**Records provided:**

= = = =

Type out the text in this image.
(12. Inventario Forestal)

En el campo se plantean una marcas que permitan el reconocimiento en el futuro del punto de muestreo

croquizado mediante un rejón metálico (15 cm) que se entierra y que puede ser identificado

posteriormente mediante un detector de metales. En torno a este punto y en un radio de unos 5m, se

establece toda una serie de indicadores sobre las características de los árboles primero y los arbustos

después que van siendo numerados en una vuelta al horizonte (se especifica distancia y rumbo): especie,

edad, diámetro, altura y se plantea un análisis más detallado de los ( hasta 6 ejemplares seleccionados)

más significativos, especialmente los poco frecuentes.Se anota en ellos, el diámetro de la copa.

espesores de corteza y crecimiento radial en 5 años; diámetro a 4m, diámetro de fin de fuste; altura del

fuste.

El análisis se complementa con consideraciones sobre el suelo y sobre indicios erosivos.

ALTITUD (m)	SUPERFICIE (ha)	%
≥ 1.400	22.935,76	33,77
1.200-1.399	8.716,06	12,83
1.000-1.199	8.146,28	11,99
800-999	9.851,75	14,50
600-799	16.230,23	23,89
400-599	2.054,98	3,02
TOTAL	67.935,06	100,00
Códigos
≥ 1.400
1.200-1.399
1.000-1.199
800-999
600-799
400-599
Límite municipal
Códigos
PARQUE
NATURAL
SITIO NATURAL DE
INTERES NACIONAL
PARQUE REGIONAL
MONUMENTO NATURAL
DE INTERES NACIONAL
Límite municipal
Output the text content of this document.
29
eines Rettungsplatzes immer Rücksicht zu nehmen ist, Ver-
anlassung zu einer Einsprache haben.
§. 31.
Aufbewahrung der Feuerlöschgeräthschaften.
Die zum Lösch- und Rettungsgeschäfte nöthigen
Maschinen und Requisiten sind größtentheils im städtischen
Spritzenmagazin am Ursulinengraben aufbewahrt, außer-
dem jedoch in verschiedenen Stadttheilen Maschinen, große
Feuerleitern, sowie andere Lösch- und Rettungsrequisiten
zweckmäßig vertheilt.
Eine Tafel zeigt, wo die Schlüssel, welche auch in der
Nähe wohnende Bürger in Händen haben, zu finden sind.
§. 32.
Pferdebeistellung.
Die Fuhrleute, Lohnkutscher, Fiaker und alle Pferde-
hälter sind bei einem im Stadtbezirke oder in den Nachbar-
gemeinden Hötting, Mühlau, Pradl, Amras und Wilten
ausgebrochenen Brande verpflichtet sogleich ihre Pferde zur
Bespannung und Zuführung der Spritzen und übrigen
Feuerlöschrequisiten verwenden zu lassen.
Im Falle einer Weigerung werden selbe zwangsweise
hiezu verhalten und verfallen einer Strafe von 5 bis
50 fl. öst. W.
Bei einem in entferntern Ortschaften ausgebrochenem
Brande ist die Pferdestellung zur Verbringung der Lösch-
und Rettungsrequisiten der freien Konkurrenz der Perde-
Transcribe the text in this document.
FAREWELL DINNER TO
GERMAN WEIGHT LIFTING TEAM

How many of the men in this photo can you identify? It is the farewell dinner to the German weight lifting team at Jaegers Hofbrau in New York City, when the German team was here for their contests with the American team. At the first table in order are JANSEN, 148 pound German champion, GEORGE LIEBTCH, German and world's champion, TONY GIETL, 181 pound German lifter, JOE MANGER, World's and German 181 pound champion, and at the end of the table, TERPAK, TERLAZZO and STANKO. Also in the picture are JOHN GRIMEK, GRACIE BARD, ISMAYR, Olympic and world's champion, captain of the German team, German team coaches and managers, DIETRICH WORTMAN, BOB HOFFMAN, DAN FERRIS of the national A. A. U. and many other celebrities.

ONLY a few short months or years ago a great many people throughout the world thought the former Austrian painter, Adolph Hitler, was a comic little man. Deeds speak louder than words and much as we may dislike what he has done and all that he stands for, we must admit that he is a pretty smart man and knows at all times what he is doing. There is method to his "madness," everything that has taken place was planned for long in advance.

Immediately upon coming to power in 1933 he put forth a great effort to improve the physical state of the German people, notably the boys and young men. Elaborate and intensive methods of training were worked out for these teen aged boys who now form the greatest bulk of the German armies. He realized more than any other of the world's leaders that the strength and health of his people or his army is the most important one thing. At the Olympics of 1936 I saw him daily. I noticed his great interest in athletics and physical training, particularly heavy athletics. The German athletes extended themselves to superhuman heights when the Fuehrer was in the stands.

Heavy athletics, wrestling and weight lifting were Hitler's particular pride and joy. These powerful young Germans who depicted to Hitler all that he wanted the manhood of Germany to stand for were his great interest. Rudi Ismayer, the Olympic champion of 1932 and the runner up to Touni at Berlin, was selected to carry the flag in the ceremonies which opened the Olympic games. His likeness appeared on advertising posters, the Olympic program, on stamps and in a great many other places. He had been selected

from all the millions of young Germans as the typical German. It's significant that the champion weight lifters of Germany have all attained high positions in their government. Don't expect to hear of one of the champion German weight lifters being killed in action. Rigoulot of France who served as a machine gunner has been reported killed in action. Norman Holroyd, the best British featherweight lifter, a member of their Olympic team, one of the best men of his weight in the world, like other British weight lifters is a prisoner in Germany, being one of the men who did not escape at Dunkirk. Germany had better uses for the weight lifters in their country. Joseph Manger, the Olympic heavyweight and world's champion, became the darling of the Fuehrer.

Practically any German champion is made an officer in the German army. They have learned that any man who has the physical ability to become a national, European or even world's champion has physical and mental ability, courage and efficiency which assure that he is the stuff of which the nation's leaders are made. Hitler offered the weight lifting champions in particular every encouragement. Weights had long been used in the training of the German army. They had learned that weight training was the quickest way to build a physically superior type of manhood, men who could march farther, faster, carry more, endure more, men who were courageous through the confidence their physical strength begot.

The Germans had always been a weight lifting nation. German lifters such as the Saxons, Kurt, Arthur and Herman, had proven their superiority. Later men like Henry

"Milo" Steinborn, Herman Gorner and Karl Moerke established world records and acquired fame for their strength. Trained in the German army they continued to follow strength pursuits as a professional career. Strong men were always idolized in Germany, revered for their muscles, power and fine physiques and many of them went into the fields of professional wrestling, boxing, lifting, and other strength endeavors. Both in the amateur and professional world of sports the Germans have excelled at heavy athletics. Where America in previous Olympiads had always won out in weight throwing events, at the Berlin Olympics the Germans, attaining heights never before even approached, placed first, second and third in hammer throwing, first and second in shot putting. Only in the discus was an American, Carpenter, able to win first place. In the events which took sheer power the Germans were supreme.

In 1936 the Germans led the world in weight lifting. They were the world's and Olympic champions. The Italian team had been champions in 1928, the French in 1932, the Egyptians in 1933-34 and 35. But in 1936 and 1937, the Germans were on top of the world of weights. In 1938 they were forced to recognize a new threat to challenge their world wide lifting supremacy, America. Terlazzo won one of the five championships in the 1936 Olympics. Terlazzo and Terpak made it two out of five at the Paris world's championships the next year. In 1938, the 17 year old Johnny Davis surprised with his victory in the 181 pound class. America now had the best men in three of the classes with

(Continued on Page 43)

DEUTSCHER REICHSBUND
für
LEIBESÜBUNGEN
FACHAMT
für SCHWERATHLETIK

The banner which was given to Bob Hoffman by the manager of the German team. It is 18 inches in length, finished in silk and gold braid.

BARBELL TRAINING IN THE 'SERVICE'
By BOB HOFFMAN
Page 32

= = = =

**Aim of the exercise:** Write the material out again word for word.

**Finished answer:**
Type out the text in this image.
(12. Inventario Forestal)

En el campo se plantean una marcas que permitan el reconocimiento en el futuro del punto de muestreo

croquizado mediante un rejón metálico (15 cm) que se entierra y que puede ser identificado

posteriormente mediante un detector de metales. En torno a este punto y en un radio de unos 5m, se

establece toda una serie de indicadores sobre las características de los árboles primero y los arbustos

después que van siendo numerados en una vuelta al horizonte (se especifica distancia y rumbo): especie,

edad, diámetro, altura y se plantea un análisis más detallado de los ( hasta 6 ejemplares seleccionados)

más significativos, especialmente los poco frecuentes.Se anota en ellos, el diámetro de la copa.

espesores de corteza y crecimiento radial en 5 años; diámetro a 4m, diámetro de fin de fuste; altura del

fuste.

El análisis se complementa con consideraciones sobre el suelo y sobre indicios erosivos.

ALTITUD (m)	SUPERFICIE (ha)	%
≥ 1.400	22.935,76	33,77
1.200-1.399	8.716,06	12,83
1.000-1.199	8.146,28	11,99
800-999	9.851,75	14,50
600-799	16.230,23	23,89
400-599	2.054,98	3,02
TOTAL	67.935,06	100,00
Códigos
≥ 1.400
1.200-1.399
1.000-1.199
800-999
600-799
400-599
Límite municipal
Códigos
PARQUE
NATURAL
SITIO NATURAL DE
INTERES NACIONAL
PARQUE REGIONAL
MONUMENTO NATURAL
DE INTERES NACIONAL
Límite municipal
Output the text content of this document.
29
eines Rettungsplatzes immer Rücksicht zu nehmen ist, Ver-
anlassung zu einer Einsprache haben.
§. 31.
Aufbewahrung der Feuerlöschgeräthschaften.
Die zum Lösch- und Rettungsgeschäfte nöthigen
Maschinen und Requisiten sind größtentheils im städtischen
Spritzenmagazin am Ursulinengraben aufbewahrt, außer-
dem jedoch in verschiedenen Stadttheilen Maschinen, große
Feuerleitern, sowie andere Lösch- und Rettungsrequisiten
zweckmäßig vertheilt.
Eine Tafel zeigt, wo die Schlüssel, welche auch in der
Nähe wohnende Bürger in Händen haben, zu finden sind.
§. 32.
Pferdebeistellung.
Die Fuhrleute, Lohnkutscher, Fiaker und alle Pferde-
hälter sind bei einem im Stadtbezirke oder in den Nachbar-
gemeinden Hötting, Mühlau, Pradl, Amras und Wilten
ausgebrochenen Brande verpflichtet sogleich ihre Pferde zur
Bespannung und Zuführung der Spritzen und übrigen
Feuerlöschrequisiten verwenden zu lassen.
Im Falle einer Weigerung werden selbe zwangsweise
hiezu verhalten und verfallen einer Strafe von 5 bis
50 fl. öst. W.
Bei einem in entferntern Ortschaften ausgebrochenem
Brande ist die Pferdestellung zur Verbringung der Lösch-
und Rettungsrequisiten der freien Konkurrenz der Perde-
Transcribe the text in this document.
FAREWELL DINNER TO
GERMAN WEIGHT LIFTING TEAM

How many of the men in this photo can you identify? It is the farewell dinner to the German weight lifting team at Jaegers Hofbrau in New York City, when the German team was here for their contests with the American team. At the first table in order are JANSEN, 148 pound German champion, GEORGE LIEBTCH, German and world's champion, TONY GIETL, 181 pound German lifter, JOE MANGER, World's and German 181 pound champion, and at the end of the table, TERPAK, TERLAZZO and STANKO. Also in the picture are JOHN GRIMEK, GRACIE BARD, ISMAYR, Olympic and world's champion, captain of the German team, German team coaches and managers, DIETRICH WORTMAN, BOB HOFFMAN, DAN FERRIS of the national A. A. U. and many other celebrities.

ONLY a few short months or years ago a great many people throughout the world thought the former Austrian painter, Adolph Hitler, was a comic little man. Deeds speak louder than words and much as we may dislike what he has done and all that he stands for, we must admit that he is a pretty smart man and knows at all times what he is doing. There is method to his "madness," everything that has taken place was planned for long in advance.

Immediately upon coming to power in 1933 he put forth a great effort to improve the physical state of the German people, notably the boys and young men. Elaborate and intensive methods of training were worked out for these teen aged boys who now form the greatest bulk of the German armies. He realized more than any other of the world's leaders that the strength and health of his people or his army is the most important one thing. At the Olympics of 1936 I saw him daily. I noticed his great interest in athletics and physical training, particularly heavy athletics. The German athletes extended themselves to superhuman heights when the Fuehrer was in the stands.

Heavy athletics, wrestling and weight lifting were Hitler's particular pride and joy. These powerful young Germans who depicted to Hitler all that he wanted the manhood of Germany to stand for were his great interest. Rudi Ismayer, the Olympic champion of 1932 and the runner up to Touni at Berlin, was selected to carry the flag in the ceremonies which opened the Olympic games. His likeness appeared on advertising posters, the Olympic program, on stamps and in a great many other places. He had been selected

from all the millions of young Germans as the typical German. It's significant that the champion weight lifters of Germany have all attained high positions in their government. Don't expect to hear of one of the champion German weight lifters being killed in action. Rigoulot of France who served as a machine gunner has been reported killed in action. Norman Holroyd, the best British featherweight lifter, a member of their Olympic team, one of the best men of his weight in the world, like other British weight lifters is a prisoner in Germany, being one of the men who did not escape at Dunkirk. Germany had better uses for the weight lifters in their country. Joseph Manger, the Olympic heavyweight and world's champion, became the darling of the Fuehrer.

Practically any German champion is made an officer in the German army. They have learned that any man who has the physical ability to become a national, European or even world's champion has physical and mental ability, courage and efficiency which assure that he is the stuff of which the nation's leaders are made. Hitler offered the weight lifting champions in particular every encouragement. Weights had long been used in the training of the German army. They had learned that weight training was the quickest way to build a physically superior type of manhood, men who could march farther, faster, carry more, endure more, men who were courageous through the confidence their physical strength begot.

The Germans had always been a weight lifting nation. German lifters such as the Saxons, Kurt, Arthur and Herman, had proven their superiority. Later men like Henry

"Milo" Steinborn, Herman Gorner and Karl Moerke established world records and acquired fame for their strength. Trained in the German army they continued to follow strength pursuits as a professional career. Strong men were always idolized in Germany, revered for their muscles, power and fine physiques and many of them went into the fields of professional wrestling, boxing, lifting, and other strength endeavors. Both in the amateur and professional world of sports the Germans have excelled at heavy athletics. Where America in previous Olympiads had always won out in weight throwing events, at the Berlin Olympics the Germans, attaining heights never before even approached, placed first, second and third in hammer throwing, first and second in shot putting. Only in the discus was an American, Carpenter, able to win first place. In the events which took sheer power the Germans were supreme.

In 1936 the Germans led the world in weight lifting. They were the world's and Olympic champions. The Italian team had been champions in 1928, the French in 1932, the Egyptians in 1933-34 and 35. But in 1936 and 1937, the Germans were on top of the world of weights. In 1938 they were forced to recognize a new threat to challenge their world wide lifting supremacy, America. Terlazzo won one of the five championships in the 1936 Olympics. Terlazzo and Terpak made it two out of five at the Paris world's championships the next year. In 1938, the 17 year old Johnny Davis surprised with his victory in the 181 pound class. America now had the best men in three of the classes with

(Continued on Page 43)

DEUTSCHER REICHSBUND
für
LEIBESÜBUNGEN
FACHAMT
für SCHWERATHLETIK

The banner which was given to Bob Hoffman by the manager of the German team. It is 18 inches in length, finished in silk and gold braid.

BARBELL TRAINING IN THE 'SERVICE'
By BOB HOFFMAN
Page 32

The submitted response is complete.